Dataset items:
========================================================================
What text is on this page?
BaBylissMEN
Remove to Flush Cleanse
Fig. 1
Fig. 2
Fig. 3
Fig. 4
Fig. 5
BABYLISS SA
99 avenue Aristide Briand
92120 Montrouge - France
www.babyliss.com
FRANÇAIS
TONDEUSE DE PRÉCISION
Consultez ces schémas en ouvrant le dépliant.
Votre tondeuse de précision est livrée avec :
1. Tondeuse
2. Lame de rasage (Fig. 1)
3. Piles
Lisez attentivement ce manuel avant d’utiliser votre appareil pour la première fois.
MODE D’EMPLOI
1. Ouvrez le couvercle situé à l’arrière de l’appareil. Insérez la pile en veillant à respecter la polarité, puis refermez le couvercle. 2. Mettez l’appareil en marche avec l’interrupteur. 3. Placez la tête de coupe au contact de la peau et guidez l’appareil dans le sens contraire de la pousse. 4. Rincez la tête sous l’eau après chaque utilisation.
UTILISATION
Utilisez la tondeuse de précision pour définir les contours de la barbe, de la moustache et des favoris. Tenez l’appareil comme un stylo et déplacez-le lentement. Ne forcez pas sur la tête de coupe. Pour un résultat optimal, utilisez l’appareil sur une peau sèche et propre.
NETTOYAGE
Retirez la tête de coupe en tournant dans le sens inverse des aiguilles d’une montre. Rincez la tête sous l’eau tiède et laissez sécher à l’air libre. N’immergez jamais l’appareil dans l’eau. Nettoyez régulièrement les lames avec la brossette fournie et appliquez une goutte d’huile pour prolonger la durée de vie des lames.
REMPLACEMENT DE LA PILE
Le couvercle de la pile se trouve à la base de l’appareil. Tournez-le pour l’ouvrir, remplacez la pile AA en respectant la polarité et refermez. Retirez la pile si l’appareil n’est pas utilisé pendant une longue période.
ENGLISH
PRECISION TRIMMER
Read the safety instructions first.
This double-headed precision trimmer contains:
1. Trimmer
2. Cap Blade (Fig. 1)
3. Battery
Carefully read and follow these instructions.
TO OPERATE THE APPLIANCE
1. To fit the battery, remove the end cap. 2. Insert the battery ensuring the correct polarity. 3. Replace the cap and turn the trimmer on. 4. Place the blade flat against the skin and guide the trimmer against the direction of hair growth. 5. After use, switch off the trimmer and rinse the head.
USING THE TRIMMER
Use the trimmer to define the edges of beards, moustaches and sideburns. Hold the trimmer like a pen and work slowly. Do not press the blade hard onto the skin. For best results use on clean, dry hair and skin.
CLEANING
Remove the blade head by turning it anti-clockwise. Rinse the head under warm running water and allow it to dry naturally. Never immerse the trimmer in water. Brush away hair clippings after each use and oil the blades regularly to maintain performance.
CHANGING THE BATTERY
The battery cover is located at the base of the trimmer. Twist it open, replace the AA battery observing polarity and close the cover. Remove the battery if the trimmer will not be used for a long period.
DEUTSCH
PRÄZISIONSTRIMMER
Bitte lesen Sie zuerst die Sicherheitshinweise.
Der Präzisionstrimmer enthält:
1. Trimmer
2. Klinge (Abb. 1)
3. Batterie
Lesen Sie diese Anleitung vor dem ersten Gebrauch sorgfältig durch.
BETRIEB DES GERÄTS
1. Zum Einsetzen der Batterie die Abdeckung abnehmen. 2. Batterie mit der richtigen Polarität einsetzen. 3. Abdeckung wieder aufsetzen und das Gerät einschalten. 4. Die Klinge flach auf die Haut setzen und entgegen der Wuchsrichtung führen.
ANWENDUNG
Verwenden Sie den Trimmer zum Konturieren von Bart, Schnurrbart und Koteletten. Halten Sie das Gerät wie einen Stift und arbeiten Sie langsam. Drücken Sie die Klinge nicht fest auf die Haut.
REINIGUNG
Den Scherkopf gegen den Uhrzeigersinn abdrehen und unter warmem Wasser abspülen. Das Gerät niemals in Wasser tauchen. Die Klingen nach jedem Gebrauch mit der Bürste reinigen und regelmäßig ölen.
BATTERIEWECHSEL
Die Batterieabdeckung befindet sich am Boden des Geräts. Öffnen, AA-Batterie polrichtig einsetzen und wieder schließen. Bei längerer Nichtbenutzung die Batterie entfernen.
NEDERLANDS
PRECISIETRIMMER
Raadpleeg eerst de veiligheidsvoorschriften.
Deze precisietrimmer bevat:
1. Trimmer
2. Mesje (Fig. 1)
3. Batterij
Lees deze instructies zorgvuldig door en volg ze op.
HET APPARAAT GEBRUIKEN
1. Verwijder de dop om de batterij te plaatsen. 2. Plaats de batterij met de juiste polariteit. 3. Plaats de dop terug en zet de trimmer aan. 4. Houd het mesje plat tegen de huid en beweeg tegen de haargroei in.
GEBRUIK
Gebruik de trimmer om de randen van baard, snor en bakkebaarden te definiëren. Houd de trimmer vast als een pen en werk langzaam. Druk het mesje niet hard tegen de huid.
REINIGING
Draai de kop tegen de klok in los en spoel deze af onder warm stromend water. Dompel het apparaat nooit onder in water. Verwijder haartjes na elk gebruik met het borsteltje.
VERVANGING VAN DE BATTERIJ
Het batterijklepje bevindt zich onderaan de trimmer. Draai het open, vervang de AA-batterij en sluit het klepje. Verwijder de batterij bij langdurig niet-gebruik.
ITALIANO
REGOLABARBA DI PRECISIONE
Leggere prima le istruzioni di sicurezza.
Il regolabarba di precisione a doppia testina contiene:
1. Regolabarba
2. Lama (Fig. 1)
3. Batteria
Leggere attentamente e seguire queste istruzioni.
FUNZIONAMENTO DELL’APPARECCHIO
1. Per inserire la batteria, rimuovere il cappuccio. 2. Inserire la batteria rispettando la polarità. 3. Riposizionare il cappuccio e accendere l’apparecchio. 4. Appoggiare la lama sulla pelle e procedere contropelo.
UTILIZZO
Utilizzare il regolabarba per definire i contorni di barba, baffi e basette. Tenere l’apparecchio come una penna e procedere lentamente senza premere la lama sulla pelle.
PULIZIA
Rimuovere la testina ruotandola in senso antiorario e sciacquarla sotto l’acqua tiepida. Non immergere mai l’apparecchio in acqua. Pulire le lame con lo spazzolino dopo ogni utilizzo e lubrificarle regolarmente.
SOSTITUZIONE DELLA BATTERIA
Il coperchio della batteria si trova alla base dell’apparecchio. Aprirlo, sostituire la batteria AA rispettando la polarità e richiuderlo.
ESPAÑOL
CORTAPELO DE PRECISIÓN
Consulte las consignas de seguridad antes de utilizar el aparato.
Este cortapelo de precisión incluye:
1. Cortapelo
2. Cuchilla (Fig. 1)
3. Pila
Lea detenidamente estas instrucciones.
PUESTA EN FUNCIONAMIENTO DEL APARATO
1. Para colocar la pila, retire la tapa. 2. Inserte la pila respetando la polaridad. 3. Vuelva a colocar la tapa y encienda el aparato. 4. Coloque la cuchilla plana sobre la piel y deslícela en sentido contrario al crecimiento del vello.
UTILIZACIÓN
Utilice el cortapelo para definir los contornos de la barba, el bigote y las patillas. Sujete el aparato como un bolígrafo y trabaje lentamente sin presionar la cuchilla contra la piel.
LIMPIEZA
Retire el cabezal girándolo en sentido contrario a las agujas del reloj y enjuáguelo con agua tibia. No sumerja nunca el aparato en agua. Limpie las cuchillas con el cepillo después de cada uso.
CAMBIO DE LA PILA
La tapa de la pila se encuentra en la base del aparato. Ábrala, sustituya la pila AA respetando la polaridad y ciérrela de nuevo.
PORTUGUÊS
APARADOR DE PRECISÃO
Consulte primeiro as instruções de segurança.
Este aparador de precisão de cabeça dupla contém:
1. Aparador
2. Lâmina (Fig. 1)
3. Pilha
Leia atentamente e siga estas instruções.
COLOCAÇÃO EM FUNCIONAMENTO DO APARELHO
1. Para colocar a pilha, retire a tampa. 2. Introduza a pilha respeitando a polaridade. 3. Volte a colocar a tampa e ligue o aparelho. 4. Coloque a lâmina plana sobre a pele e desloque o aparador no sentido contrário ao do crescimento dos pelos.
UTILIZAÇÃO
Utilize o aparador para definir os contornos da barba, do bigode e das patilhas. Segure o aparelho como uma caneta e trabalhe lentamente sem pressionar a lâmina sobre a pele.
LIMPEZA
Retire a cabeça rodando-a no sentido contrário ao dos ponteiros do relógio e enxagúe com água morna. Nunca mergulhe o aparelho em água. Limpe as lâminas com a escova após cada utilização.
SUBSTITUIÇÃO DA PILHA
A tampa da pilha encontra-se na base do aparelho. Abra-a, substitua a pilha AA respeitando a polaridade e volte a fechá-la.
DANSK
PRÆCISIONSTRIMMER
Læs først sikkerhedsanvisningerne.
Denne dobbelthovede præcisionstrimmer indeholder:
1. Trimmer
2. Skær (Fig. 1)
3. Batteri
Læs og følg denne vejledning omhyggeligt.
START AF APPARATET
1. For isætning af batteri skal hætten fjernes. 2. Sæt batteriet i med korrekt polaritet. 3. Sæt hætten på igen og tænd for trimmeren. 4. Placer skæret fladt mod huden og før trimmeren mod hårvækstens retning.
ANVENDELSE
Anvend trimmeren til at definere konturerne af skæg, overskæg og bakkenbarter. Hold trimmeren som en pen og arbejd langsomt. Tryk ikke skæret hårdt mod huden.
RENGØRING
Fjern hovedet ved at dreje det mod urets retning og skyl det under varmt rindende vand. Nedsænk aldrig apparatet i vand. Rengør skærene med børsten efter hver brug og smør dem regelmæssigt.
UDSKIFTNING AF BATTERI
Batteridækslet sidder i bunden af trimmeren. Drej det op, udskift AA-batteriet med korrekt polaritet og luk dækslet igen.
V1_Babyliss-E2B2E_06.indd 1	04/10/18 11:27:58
========================================================================
**Direction:** Provide only the count of lines in the material above that hold the word "istruzioni".

**The solution:** 2